*Problem details*. Output all the material that follows, exactly as given.

-- Start Records supplied --

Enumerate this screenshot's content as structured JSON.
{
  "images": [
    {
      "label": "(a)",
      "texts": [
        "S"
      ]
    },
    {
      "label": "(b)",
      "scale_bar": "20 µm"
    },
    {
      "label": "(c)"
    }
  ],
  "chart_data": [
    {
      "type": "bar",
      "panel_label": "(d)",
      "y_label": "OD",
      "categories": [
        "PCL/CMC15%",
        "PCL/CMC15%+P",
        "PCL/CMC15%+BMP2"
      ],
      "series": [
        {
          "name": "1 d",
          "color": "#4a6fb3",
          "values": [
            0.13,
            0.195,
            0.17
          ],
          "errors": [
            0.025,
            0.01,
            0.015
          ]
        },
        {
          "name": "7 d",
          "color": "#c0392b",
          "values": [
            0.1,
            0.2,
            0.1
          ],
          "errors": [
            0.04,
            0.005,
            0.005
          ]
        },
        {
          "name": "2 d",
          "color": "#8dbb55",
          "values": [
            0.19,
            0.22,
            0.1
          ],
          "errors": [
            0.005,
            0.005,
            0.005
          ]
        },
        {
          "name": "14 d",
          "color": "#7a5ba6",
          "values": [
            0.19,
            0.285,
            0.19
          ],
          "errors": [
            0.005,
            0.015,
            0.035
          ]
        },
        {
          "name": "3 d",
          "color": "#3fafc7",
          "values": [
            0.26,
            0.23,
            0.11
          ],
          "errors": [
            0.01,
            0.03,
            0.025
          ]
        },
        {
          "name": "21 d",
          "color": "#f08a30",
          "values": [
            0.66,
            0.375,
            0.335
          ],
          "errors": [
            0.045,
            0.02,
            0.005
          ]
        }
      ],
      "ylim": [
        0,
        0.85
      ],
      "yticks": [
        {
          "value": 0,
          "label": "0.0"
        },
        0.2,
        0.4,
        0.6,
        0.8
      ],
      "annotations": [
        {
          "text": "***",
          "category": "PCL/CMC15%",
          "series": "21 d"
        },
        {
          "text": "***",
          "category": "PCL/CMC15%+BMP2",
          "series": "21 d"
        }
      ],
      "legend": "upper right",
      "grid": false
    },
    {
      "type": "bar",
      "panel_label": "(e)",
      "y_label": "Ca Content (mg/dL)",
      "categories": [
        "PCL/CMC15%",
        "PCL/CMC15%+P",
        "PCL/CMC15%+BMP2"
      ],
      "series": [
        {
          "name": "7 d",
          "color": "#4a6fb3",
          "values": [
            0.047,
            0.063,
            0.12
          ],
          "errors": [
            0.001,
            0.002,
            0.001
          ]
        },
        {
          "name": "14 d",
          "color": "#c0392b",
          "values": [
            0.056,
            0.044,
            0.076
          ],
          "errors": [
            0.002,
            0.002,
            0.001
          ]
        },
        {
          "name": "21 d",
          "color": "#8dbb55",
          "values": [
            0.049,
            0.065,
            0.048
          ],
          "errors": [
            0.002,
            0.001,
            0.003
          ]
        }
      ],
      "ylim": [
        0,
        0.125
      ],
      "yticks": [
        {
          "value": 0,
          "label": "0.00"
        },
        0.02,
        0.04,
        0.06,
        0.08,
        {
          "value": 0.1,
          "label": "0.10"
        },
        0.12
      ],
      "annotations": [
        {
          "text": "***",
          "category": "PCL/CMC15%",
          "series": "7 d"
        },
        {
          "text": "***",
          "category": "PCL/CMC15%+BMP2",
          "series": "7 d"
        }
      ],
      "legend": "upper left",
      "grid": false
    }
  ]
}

-- End Records supplied --

*Solution to this exercise*.
Enumerate this screenshot's content as structured JSON.
{
  "images": [
    {
      "label": "(a)",
      "texts": [
        "S"
      ]
    },
    {
      "label": "(b)",
      "scale_bar": "20 µm"
    },
    {
      "label": "(c)"
    }
  ],
  "chart_data": [
    {
      "type": "bar",
      "panel_label": "(d)",
      "y_label": "OD",
      "categories": [
        "PCL/CMC15%",
        "PCL/CMC15%+P",
        "PCL/CMC15%+BMP2"
      ],
      "series": [
        {
          "name": "1 d",
          "color": "#4a6fb3",
          "values": [
            0.13,
            0.195,
            0.17
          ],
          "errors": [
            0.025,
            0.01,
            0.015
          ]
        },
        {
          "name": "7 d",
          "color": "#c0392b",
          "values": [
            0.1,
            0.2,
            0.1
          ],
          "errors": [
            0.04,
            0.005,
            0.005
          ]
        },
        {
          "name": "2 d",
          "color": "#8dbb55",
          "values": [
            0.19,
            0.22,
            0.1
          ],
          "errors": [
            0.005,
            0.005,
            0.005
          ]
        },
        {
          "name": "14 d",
          "color": "#7a5ba6",
          "values": [
            0.19,
            0.285,
            0.19
          ],
          "errors": [
            0.005,
            0.015,
            0.035
          ]
        },
        {
          "name": "3 d",
          "color": "#3fafc7",
          "values": [
            0.26,
            0.23,
            0.11
          ],
          "errors": [
            0.01,
            0.03,
            0.025
          ]
        },
        {
          "name": "21 d",
          "color": "#f08a30",
          "values": [
            0.66,
            0.375,
            0.335
          ],
          "errors": [
            0.045,
            0.02,
            0.005
          ]
        }
      ],
      "ylim": [
        0,
        0.85
      ],
      "yticks": [
        {
          "value": 0,
          "label": "0.0"
        },
        0.2,
        0.4,
        0.6,
        0.8
      ],
      "annotations": [
        {
          "text": "***",
          "category": "PCL/CMC15%",
          "series": "21 d"
        },
        {
          "text": "***",
          "category": "PCL/CMC15%+BMP2",
          "series": "21 d"
        }
      ],
      "legend": "upper right",
      "grid": false
    },
    {
      "type": "bar",
      "panel_label": "(e)",
      "y_label": "Ca Content (mg/dL)",
      "categories": [
        "PCL/CMC15%",
        "PCL/CMC15%+P",
        "PCL/CMC15%+BMP2"
      ],
      "series": [
        {
          "name": "7 d",
          "color": "#4a6fb3",
          "values": [
            0.047,
            0.063,
            0.12
          ],
          "errors": [
            0.001,
            0.002,
            0.001
          ]
        },
        {
          "name": "14 d",
          "color": "#c0392b",
          "values": [
            0.056,
            0.044,
            0.076
          ],
          "errors": [
            0.002,
            0.002,
            0.001
          ]
        },
        {
          "name": "21 d",
          "color": "#8dbb55",
          "values": [
            0.049,
            0.065,
            0.048
          ],
          "errors": [
            0.002,
            0.001,
            0.003
          ]
        }
      ],
      "ylim": [
        0,
        0.125
      ],
      "yticks": [
        {
          "value": 0,
          "label": "0.00"
        },
        0.02,
        0.04,
        0.06,
        0.08,
        {
          "value": 0.1,
          "label": "0.10"
        },
        0.12
      ],
      "annotations": [
        {
          "text": "***",
          "category": "PCL/CMC15%",
          "series": "7 d"
        },
        {
          "text": "***",
          "category": "PCL/CMC15%+BMP2",
          "series": "7 d"
        }
      ],
      "legend": "upper left",
      "grid": false
    }
  ]
}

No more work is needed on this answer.